__Data shown__

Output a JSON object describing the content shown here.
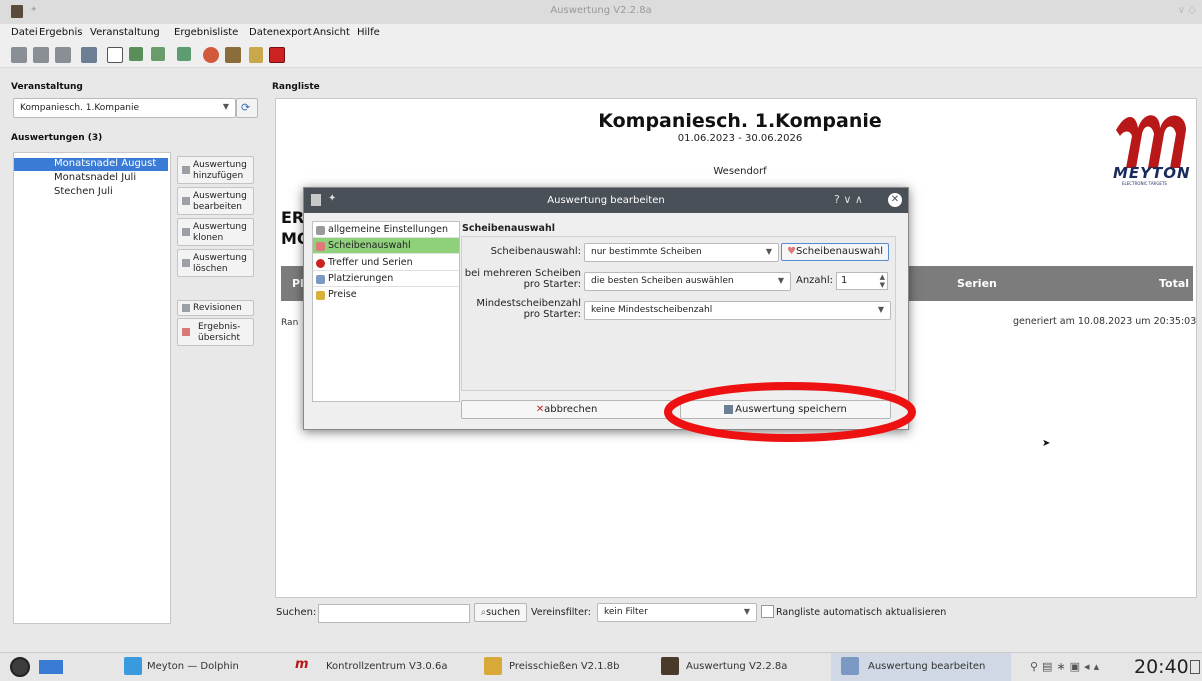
{
  "window": {
    "title": "Auswertung V2.2.8a"
  },
  "menu": [
    "Datei",
    "Ergebnis",
    "Veranstaltung",
    "Ergebnisliste",
    "Datenexport",
    "Ansicht",
    "Hilfe"
  ],
  "left": {
    "veranstaltung_title": "Veranstaltung",
    "veranstaltung_value": "Kompaniesch. 1.Kompanie",
    "auswertungen_title": "Auswertungen (3)",
    "list": [
      "Monatsnadel August",
      "Monatsnadel Juli",
      "Stechen Juli"
    ],
    "buttons": {
      "add": "Auswertung hinzufügen",
      "edit": "Auswertung bearbeiten",
      "clone": "Auswertung klonen",
      "delete": "Auswertung löschen",
      "revisions": "Revisionen",
      "overview": "Ergebnis-übersicht"
    }
  },
  "right": {
    "rangliste_title": "Rangliste",
    "heading": "Kompaniesch. 1.Kompanie",
    "dates": "01.06.2023 - 30.06.2026",
    "location": "Wesendorf",
    "logo_text": "MEYTON",
    "logo_sub": "ELECTRONIC TARGETS",
    "partial_er": "ER",
    "partial_mo": "MO",
    "col_pl": "Pl",
    "col_serien": "Serien",
    "col_total": "Total",
    "ran": "Ran",
    "generated": "generiert am 10.08.2023 um 20:35:03",
    "search_label": "Suchen:",
    "search_button": "suchen",
    "filter_label": "Vereinsfilter:",
    "filter_value": "kein Filter",
    "auto_update": "Rangliste automatisch aktualisieren"
  },
  "dialog": {
    "title": "Auswertung bearbeiten",
    "nav": [
      "allgemeine Einstellungen",
      "Scheibenauswahl",
      "Treffer und Serien",
      "Platzierungen",
      "Preise"
    ],
    "section_title": "Scheibenauswahl",
    "label_scheibenauswahl": "Scheibenauswahl:",
    "value_scheibenauswahl": "nur bestimmte Scheiben",
    "button_scheibenauswahl": "Scheibenauswahl",
    "label_mehrere": "bei mehreren Scheiben pro Starter:",
    "value_mehrere": "die besten Scheiben auswählen",
    "label_anzahl": "Anzahl:",
    "value_anzahl": "1",
    "label_mindest": "Mindestscheibenzahl pro Starter:",
    "value_mindest": "keine Mindestscheibenzahl",
    "cancel": "abbrechen",
    "save": "Auswertung speichern",
    "title_controls": "?  ∨  ∧"
  },
  "taskbar": {
    "tasks": [
      "Meyton — Dolphin",
      "Kontrollzentrum V3.0.6a",
      "Preisschießen V2.1.8b",
      "Auswertung V2.2.8a",
      "Auswertung bearbeiten"
    ],
    "clock": "20:40"
  },
  "colors": {
    "selection": "#3a7bd5",
    "active_nav": "#8fd17b",
    "header_gray": "#7c7c7c",
    "highlight_circle": "#ee1111",
    "meyton_red": "#b81818"
  }
}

__What the task requires__
Where a line holds "Kompaniesch", copy it out.

__Solution to the problem__
    "veranstaltung_value": "Kompaniesch. 1.Kompanie",
    "heading": "Kompaniesch. 1.Kompanie",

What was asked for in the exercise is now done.